#### [What you should do]
Transcribe the material in full. Nothing should differ except that the pictures are left out.

#### [Data to process]
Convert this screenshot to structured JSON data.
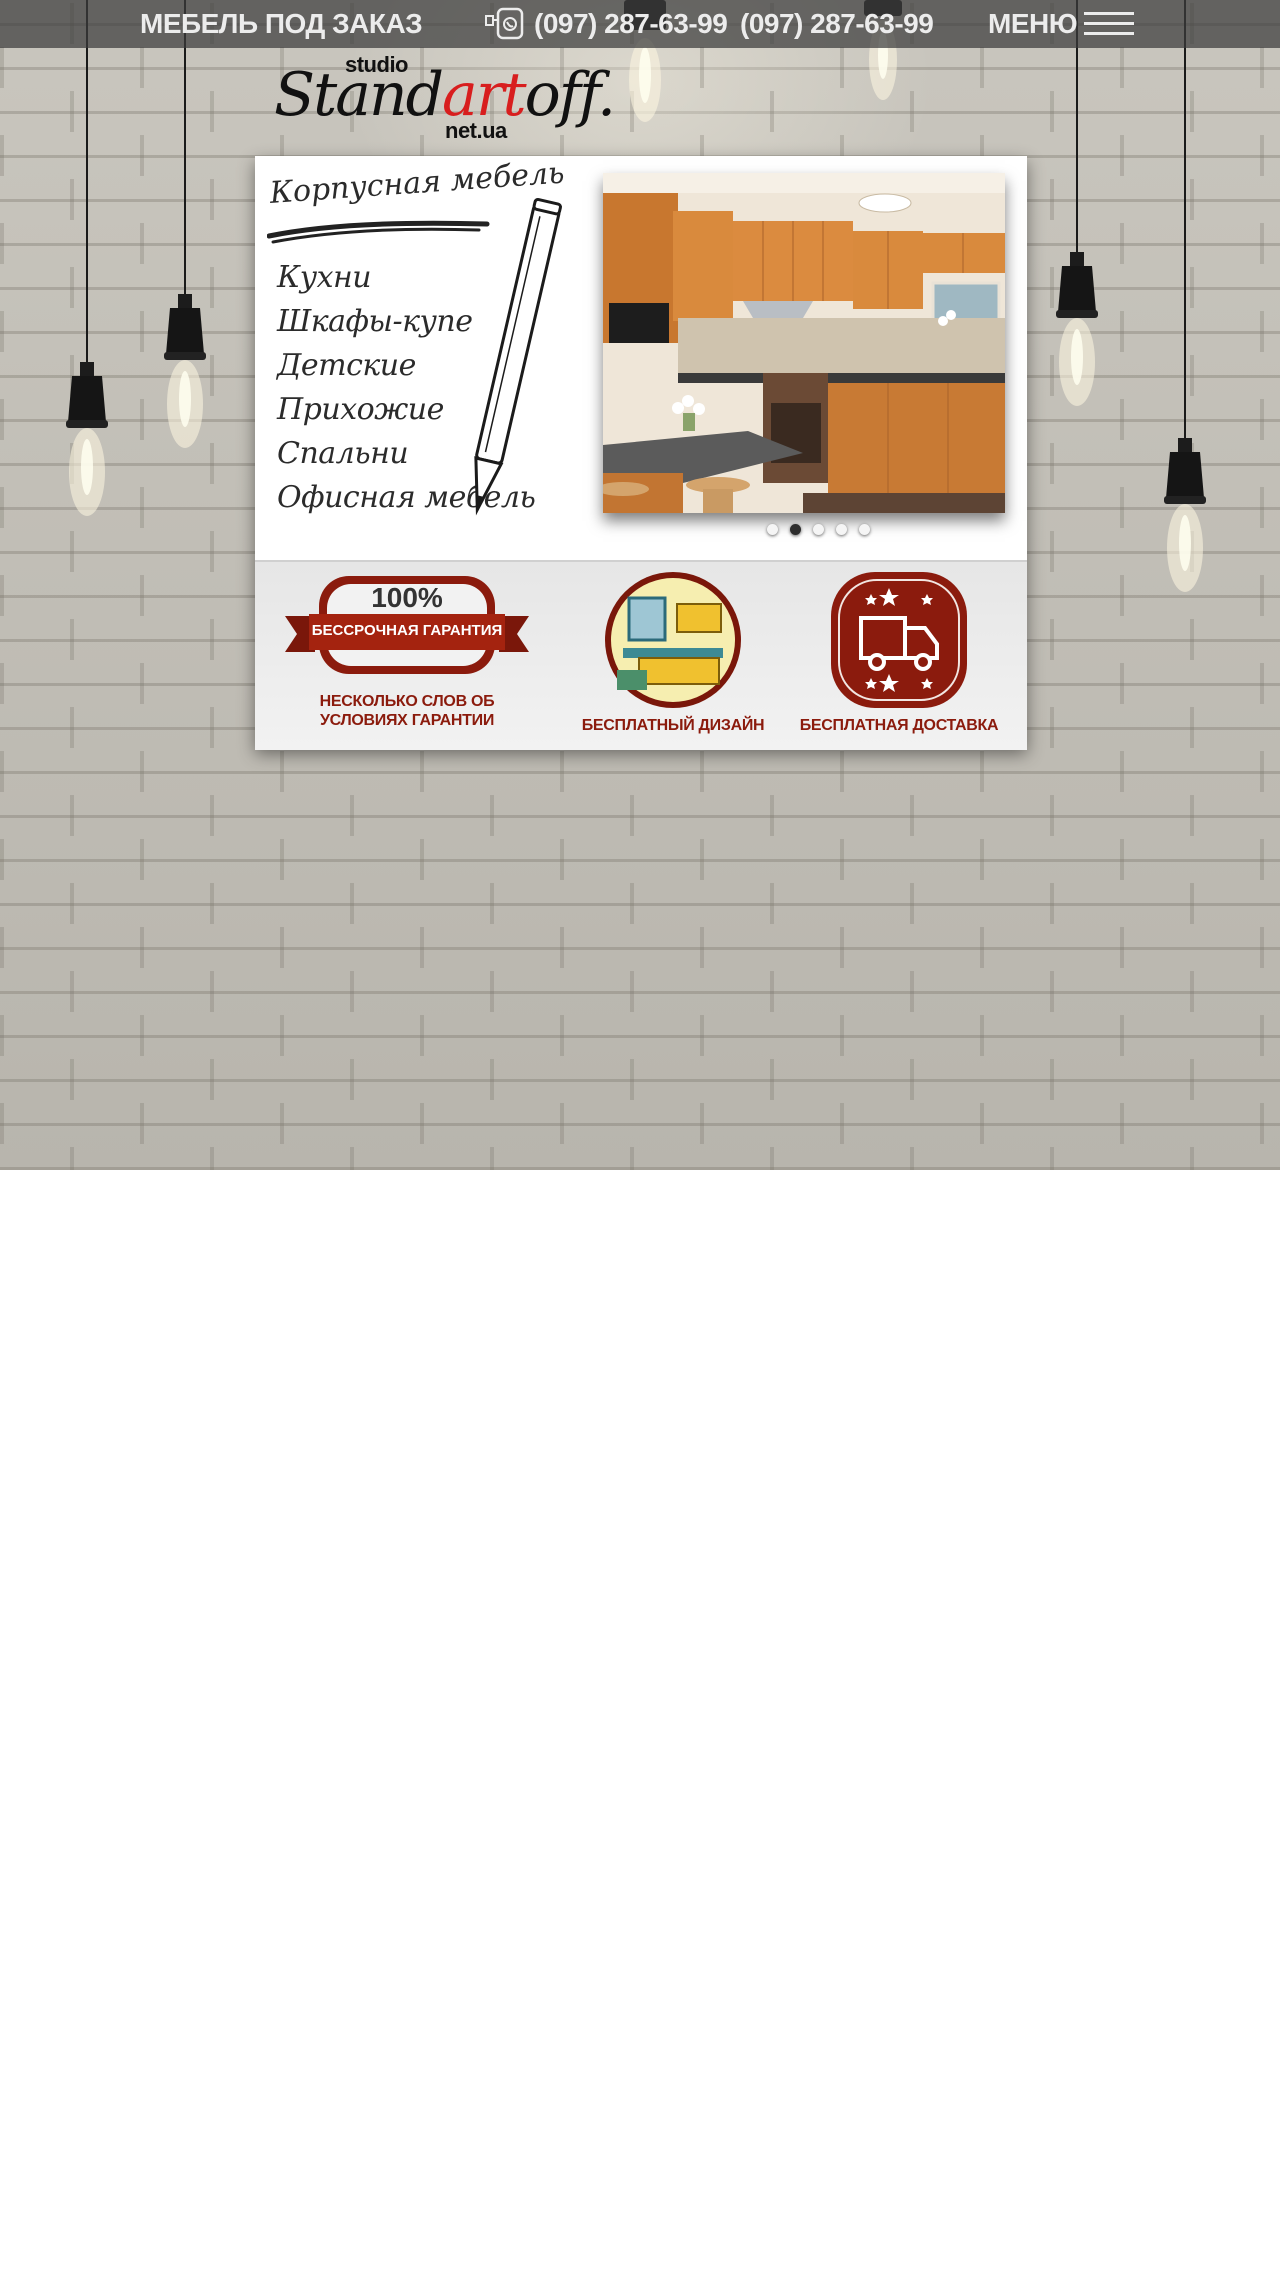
{
  "topbar": {
    "tagline": "МЕБЕЛЬ ПОД ЗАКАЗ",
    "phone_1": "(097) 287-63-99",
    "phone_2": "(097) 287-63-99",
    "menu_label": "МЕНЮ",
    "phone_icon": "phone-viber-icon",
    "menu_icon": "hamburger-icon"
  },
  "logo": {
    "top": "studio",
    "part_a": "Stand",
    "part_b": "art",
    "part_c": "off.",
    "bottom": "net.ua"
  },
  "catalog": {
    "title": "Корпусная мебель",
    "items": [
      "Кухни",
      "Шкафы-купе",
      "Детские",
      "Прихожие",
      "Спальни",
      "Офисная мебель"
    ]
  },
  "slider": {
    "total_slides": 5,
    "active_slide": 2
  },
  "features": {
    "guarantee": {
      "percent": "100%",
      "ribbon": "БЕССРОЧНАЯ ГАРАНТИЯ",
      "link": "НЕСКОЛЬКО СЛОВ ОБ УСЛОВИЯХ ГАРАНТИИ"
    },
    "design": {
      "label": "БЕСПЛАТНЫЙ ДИЗАЙН"
    },
    "delivery": {
      "label": "БЕСПЛАТНАЯ ДОСТАВКА"
    }
  },
  "colors": {
    "accent_red": "#8b1b0d",
    "logo_red": "#d81e1e",
    "topbar_bg": "#3c3c3c"
  }
}
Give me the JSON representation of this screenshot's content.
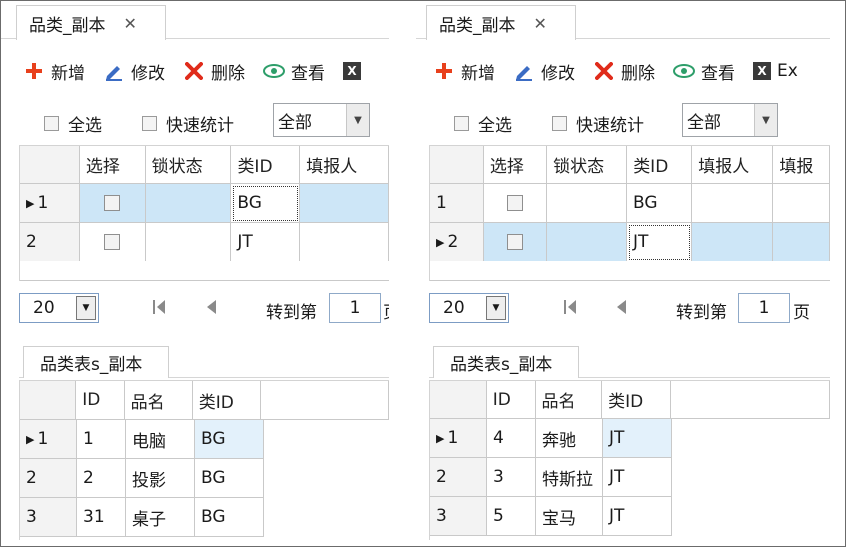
{
  "left": {
    "tab": {
      "title": "品类_副本",
      "close": "✕"
    },
    "toolbar": {
      "add": "新增",
      "edit": "修改",
      "delete": "删除",
      "view": "查看",
      "export_icon": "X"
    },
    "filters": {
      "select_all": "全选",
      "quick_stats": "快速统计",
      "dropdown_value": "全部"
    },
    "grid": {
      "headers": [
        "选择",
        "锁状态",
        "类ID",
        "填报人"
      ],
      "rows": [
        {
          "num": "1",
          "type_id": "BG",
          "selected": true
        },
        {
          "num": "2",
          "type_id": "JT",
          "selected": false
        }
      ]
    },
    "pager": {
      "page_size": "20",
      "goto_label": "转到第",
      "page": "1",
      "unit": "页"
    },
    "sub": {
      "tab": "品类表s_副本",
      "headers": [
        "ID",
        "品名",
        "类ID"
      ],
      "rows": [
        {
          "num": "1",
          "id": "1",
          "name": "电脑",
          "type_id": "BG"
        },
        {
          "num": "2",
          "id": "2",
          "name": "投影",
          "type_id": "BG"
        },
        {
          "num": "3",
          "id": "31",
          "name": "桌子",
          "type_id": "BG"
        }
      ]
    }
  },
  "right": {
    "tab": {
      "title": "品类_副本",
      "close": "✕"
    },
    "toolbar": {
      "add": "新增",
      "edit": "修改",
      "delete": "删除",
      "view": "查看",
      "export": "Ex",
      "export_icon": "X"
    },
    "filters": {
      "select_all": "全选",
      "quick_stats": "快速统计",
      "dropdown_value": "全部"
    },
    "grid": {
      "headers": [
        "选择",
        "锁状态",
        "类ID",
        "填报人",
        "填报"
      ],
      "rows": [
        {
          "num": "1",
          "type_id": "BG",
          "selected": false
        },
        {
          "num": "2",
          "type_id": "JT",
          "selected": true
        }
      ]
    },
    "pager": {
      "page_size": "20",
      "goto_label": "转到第",
      "page": "1",
      "unit": "页"
    },
    "sub": {
      "tab": "品类表s_副本",
      "headers": [
        "ID",
        "品名",
        "类ID"
      ],
      "rows": [
        {
          "num": "1",
          "id": "4",
          "name": "奔驰",
          "type_id": "JT"
        },
        {
          "num": "2",
          "id": "3",
          "name": "特斯拉",
          "type_id": "JT"
        },
        {
          "num": "3",
          "id": "5",
          "name": "宝马",
          "type_id": "JT"
        }
      ]
    }
  },
  "icons": {
    "add": "plus-icon",
    "edit": "pencil-icon",
    "delete": "x-icon",
    "view": "eye-icon",
    "export": "excel-icon",
    "first": "first-page-icon",
    "prev": "prev-page-icon",
    "row_pointer": "row-pointer-icon"
  },
  "colors": {
    "selection": "#cde6f7",
    "add_red": "#e8401c",
    "edit_blue": "#3b6cc4",
    "view_green": "#2e9e6a"
  }
}
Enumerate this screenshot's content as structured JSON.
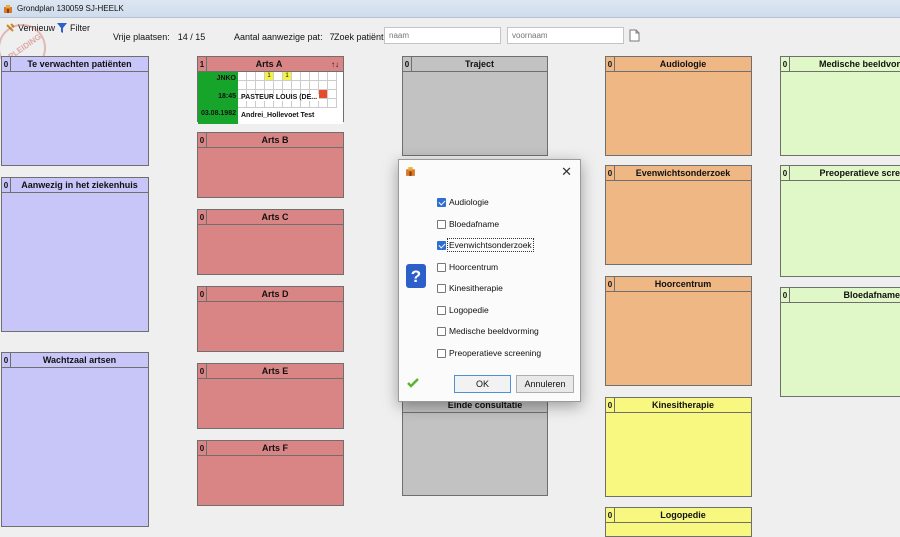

#### [Complete output]
Convert this screenshot to structured JSON data.
{
  "topbar": {
    "tagline": "МЕБЕЛЬ ПОД ЗАКАЗ",
    "phone_1": "(097) 287-63-99",
    "phone_2": "(097) 287-63-99",
    "menu_label": "МЕНЮ",
    "phone_icon": "phone-viber-icon",
    "menu_icon": "hamburger-icon"
  },
  "logo": {
    "top": "studio",
    "part_a": "Stand",
    "part_b": "art",
    "part_c": "off.",
    "bottom": "net.ua"
  },
  "catalog": {
    "title": "Корпусная мебель",
    "items": [
      "Кухни",
      "Шкафы-купе",
      "Детские",
      "Прихожие",
      "Спальни",
      "Офисная мебель"
    ]
  },
  "slider": {
    "total_slides": 5,
    "active_slide": 2
  },
  "features": {
    "guarantee": {
      "percent": "100%",
      "ribbon": "БЕССРОЧНАЯ ГАРАНТИЯ",
      "link": "НЕСКОЛЬКО СЛОВ ОБ УСЛОВИЯХ ГАРАНТИИ"
    },
    "design": {
      "label": "БЕСПЛАТНЫЙ ДИЗАЙН"
    },
    "delivery": {
      "label": "БЕСПЛАТНАЯ ДОСТАВКА"
    }
  },
  "colors": {
    "accent_red": "#8b1b0d",
    "logo_red": "#d81e1e",
    "topbar_bg": "#3c3c3c"
  }
}
Give me the JSON representation of this screenshot's content.
{
  "left": {
    "tab": {
      "title": "品类_副本",
      "close": "✕"
    },
    "toolbar": {
      "add": "新增",
      "edit": "修改",
      "delete": "删除",
      "view": "查看",
      "export_icon": "X"
    },
    "filters": {
      "select_all": "全选",
      "quick_stats": "快速统计",
      "dropdown_value": "全部"
    },
    "grid": {
      "headers": [
        "选择",
        "锁状态",
        "类ID",
        "填报人"
      ],
      "rows": [
        {
          "num": "1",
          "type_id": "BG",
          "selected": true
        },
        {
          "num": "2",
          "type_id": "JT",
          "selected": false
        }
      ]
    },
    "pager": {
      "page_size": "20",
      "goto_label": "转到第",
      "page": "1",
      "unit": "页"
    },
    "sub": {
      "tab": "品类表s_副本",
      "headers": [
        "ID",
        "品名",
        "类ID"
      ],
      "rows": [
        {
          "num": "1",
          "id": "1",
          "name": "电脑",
          "type_id": "BG"
        },
        {
          "num": "2",
          "id": "2",
          "name": "投影",
          "type_id": "BG"
        },
        {
          "num": "3",
          "id": "31",
          "name": "桌子",
          "type_id": "BG"
        }
      ]
    }
  },
  "right": {
    "tab": {
      "title": "品类_副本",
      "close": "✕"
    },
    "toolbar": {
      "add": "新增",
      "edit": "修改",
      "delete": "删除",
      "view": "查看",
      "export": "Ex",
      "export_icon": "X"
    },
    "filters": {
      "select_all": "全选",
      "quick_stats": "快速统计",
      "dropdown_value": "全部"
    },
    "grid": {
      "headers": [
        "选择",
        "锁状态",
        "类ID",
        "填报人",
        "填报"
      ],
      "rows": [
        {
          "num": "1",
          "type_id": "BG",
          "selected": false
        },
        {
          "num": "2",
          "type_id": "JT",
          "selected": true
        }
      ]
    },
    "pager": {
      "page_size": "20",
      "goto_label": "转到第",
      "page": "1",
      "unit": "页"
    },
    "sub": {
      "tab": "品类表s_副本",
      "headers": [
        "ID",
        "品名",
        "类ID"
      ],
      "rows": [
        {
          "num": "1",
          "id": "4",
          "name": "奔驰",
          "type_id": "JT"
        },
        {
          "num": "2",
          "id": "3",
          "name": "特斯拉",
          "type_id": "JT"
        },
        {
          "num": "3",
          "id": "5",
          "name": "宝马",
          "type_id": "JT"
        }
      ]
    }
  },
  "icons": {
    "add": "plus-icon",
    "edit": "pencil-icon",
    "delete": "x-icon",
    "view": "eye-icon",
    "export": "excel-icon",
    "first": "first-page-icon",
    "prev": "prev-page-icon",
    "row_pointer": "row-pointer-icon"
  },
  "colors": {
    "selection": "#cde6f7",
    "add_red": "#e8401c",
    "edit_blue": "#3b6cc4",
    "view_green": "#2e9e6a"
  }
}
Enumerate this screenshot's content as structured JSON.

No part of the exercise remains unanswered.